WHAT IS NEEDED
Every line below must be reproduced exactly. Copy them all.

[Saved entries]
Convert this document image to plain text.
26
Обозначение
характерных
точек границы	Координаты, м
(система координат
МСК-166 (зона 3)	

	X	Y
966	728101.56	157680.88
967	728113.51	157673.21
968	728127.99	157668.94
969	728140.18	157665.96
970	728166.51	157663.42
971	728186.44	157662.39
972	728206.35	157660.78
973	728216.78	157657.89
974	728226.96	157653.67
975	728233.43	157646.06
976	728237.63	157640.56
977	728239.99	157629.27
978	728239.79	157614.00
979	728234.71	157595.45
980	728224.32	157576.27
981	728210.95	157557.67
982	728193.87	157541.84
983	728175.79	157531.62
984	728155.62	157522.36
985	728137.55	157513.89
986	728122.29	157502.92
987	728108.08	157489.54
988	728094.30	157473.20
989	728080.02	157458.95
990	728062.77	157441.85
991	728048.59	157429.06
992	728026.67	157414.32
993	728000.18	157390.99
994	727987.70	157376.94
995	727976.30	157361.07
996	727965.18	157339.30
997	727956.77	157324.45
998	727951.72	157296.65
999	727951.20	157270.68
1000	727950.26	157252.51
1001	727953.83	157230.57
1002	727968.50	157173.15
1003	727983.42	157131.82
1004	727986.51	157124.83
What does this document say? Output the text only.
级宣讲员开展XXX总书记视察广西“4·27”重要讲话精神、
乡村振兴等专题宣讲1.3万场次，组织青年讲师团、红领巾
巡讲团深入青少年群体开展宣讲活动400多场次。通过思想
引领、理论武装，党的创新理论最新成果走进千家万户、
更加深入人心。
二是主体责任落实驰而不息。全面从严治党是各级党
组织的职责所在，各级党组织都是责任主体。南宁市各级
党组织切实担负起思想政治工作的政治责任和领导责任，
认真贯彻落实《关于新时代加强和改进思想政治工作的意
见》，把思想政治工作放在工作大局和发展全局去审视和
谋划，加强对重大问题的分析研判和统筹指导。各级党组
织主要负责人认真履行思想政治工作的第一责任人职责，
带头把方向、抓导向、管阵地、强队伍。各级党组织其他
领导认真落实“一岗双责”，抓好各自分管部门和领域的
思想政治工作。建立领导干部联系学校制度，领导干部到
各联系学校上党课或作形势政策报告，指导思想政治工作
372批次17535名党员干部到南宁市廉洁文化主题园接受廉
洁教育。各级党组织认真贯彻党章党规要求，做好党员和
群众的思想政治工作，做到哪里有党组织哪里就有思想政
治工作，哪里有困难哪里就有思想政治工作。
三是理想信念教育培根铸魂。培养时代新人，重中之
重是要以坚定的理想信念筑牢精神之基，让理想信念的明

TASK ANSWER
Convert this document image to plain text.
26
Обозначение
характерных
точек границы	Координаты, м
(система координат
МСК-166 (зона 3)	

	X	Y
966	728101.56	157680.88
967	728113.51	157673.21
968	728127.99	157668.94
969	728140.18	157665.96
970	728166.51	157663.42
971	728186.44	157662.39
972	728206.35	157660.78
973	728216.78	157657.89
974	728226.96	157653.67
975	728233.43	157646.06
976	728237.63	157640.56
977	728239.99	157629.27
978	728239.79	157614.00
979	728234.71	157595.45
980	728224.32	157576.27
981	728210.95	157557.67
982	728193.87	157541.84
983	728175.79	157531.62
984	728155.62	157522.36
985	728137.55	157513.89
986	728122.29	157502.92
987	728108.08	157489.54
988	728094.30	157473.20
989	728080.02	157458.95
990	728062.77	157441.85
991	728048.59	157429.06
992	728026.67	157414.32
993	728000.18	157390.99
994	727987.70	157376.94
995	727976.30	157361.07
996	727965.18	157339.30
997	727956.77	157324.45
998	727951.72	157296.65
999	727951.20	157270.68
1000	727950.26	157252.51
1001	727953.83	157230.57
1002	727968.50	157173.15
1003	727983.42	157131.82
1004	727986.51	157124.83
What does this document say? Output the text only.
级宣讲员开展XXX总书记视察广西“4·27”重要讲话精神、
乡村振兴等专题宣讲1.3万场次，组织青年讲师团、红领巾
巡讲团深入青少年群体开展宣讲活动400多场次。通过思想
引领、理论武装，党的创新理论最新成果走进千家万户、
更加深入人心。
二是主体责任落实驰而不息。全面从严治党是各级党
组织的职责所在，各级党组织都是责任主体。南宁市各级
党组织切实担负起思想政治工作的政治责任和领导责任，
认真贯彻落实《关于新时代加强和改进思想政治工作的意
见》，把思想政治工作放在工作大局和发展全局去审视和
谋划，加强对重大问题的分析研判和统筹指导。各级党组
织主要负责人认真履行思想政治工作的第一责任人职责，
带头把方向、抓导向、管阵地、强队伍。各级党组织其他
领导认真落实“一岗双责”，抓好各自分管部门和领域的
思想政治工作。建立领导干部联系学校制度，领导干部到
各联系学校上党课或作形势政策报告，指导思想政治工作
372批次17535名党员干部到南宁市廉洁文化主题园接受廉
洁教育。各级党组织认真贯彻党章党规要求，做好党员和
群众的思想政治工作，做到哪里有党组织哪里就有思想政
治工作，哪里有困难哪里就有思想政治工作。
三是理想信念教育培根铸魂。培养时代新人，重中之
重是要以坚定的理想信念筑牢精神之基，让理想信念的明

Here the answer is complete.